◆ **MATERIAL FOR THE TASK**:
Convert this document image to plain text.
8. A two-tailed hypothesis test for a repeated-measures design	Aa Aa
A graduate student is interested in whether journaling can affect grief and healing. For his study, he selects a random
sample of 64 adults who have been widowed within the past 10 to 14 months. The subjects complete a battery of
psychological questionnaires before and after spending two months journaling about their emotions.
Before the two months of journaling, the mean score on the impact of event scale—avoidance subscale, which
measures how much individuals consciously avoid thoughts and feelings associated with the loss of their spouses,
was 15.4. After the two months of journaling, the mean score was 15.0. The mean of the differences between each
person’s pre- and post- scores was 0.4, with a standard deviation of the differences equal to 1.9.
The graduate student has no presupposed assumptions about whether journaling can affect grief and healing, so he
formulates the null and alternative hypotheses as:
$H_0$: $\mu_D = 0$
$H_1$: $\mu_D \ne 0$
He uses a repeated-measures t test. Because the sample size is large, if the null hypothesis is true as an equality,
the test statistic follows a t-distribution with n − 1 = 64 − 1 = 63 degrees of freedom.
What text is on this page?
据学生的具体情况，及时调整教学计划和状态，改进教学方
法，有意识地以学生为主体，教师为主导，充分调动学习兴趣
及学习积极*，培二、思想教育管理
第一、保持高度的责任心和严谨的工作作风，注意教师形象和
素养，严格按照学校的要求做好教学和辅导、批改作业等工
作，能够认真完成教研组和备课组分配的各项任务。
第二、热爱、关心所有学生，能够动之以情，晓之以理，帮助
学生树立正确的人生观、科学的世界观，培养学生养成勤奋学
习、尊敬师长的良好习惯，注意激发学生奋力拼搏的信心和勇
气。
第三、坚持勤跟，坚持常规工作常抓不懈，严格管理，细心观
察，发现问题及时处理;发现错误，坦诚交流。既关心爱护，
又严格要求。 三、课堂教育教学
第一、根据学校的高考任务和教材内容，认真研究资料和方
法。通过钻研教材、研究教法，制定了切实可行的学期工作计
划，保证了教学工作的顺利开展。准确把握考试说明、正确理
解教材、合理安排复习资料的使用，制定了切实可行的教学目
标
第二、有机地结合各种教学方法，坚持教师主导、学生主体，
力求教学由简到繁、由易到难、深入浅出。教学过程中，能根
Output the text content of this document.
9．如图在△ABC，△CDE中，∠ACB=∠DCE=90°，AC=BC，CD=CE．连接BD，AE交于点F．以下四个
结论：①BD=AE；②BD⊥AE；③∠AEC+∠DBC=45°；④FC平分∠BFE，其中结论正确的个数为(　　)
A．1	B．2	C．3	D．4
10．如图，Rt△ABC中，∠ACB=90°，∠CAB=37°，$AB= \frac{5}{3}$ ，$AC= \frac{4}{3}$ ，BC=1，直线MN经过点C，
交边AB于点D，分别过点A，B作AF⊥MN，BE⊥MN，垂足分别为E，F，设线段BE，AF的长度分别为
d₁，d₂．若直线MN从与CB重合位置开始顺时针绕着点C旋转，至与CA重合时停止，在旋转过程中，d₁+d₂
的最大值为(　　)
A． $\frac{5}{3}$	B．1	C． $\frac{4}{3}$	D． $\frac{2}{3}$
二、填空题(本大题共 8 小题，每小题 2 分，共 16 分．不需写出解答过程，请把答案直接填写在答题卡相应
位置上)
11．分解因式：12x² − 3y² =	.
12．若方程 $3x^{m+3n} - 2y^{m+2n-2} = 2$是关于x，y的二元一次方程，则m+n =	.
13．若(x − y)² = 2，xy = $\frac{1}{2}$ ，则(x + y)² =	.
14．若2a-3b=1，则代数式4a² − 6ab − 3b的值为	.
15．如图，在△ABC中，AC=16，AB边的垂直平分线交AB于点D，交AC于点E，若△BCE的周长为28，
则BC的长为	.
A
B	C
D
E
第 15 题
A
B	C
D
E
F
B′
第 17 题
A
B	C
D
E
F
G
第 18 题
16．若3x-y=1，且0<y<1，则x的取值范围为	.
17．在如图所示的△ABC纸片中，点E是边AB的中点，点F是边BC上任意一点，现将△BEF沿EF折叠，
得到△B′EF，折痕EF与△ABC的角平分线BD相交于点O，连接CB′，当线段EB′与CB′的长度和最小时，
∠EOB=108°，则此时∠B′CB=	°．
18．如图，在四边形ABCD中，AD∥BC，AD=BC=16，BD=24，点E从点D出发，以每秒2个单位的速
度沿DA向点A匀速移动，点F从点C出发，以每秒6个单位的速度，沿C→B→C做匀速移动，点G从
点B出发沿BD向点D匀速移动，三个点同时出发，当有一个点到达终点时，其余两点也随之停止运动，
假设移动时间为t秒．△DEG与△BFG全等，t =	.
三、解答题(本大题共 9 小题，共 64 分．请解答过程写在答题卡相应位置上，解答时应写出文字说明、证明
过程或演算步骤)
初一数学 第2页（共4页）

◆ **PROBLEM DESCRIPTION**: Scan the material above. Return every line containing the string "graduate".

◆ **FINISHED ANSWER**:
A graduate student is interested in whether journaling can affect grief and healing. For his study, he selects a random
The graduate student has no presupposed assumptions about whether journaling can affect grief and healing, so he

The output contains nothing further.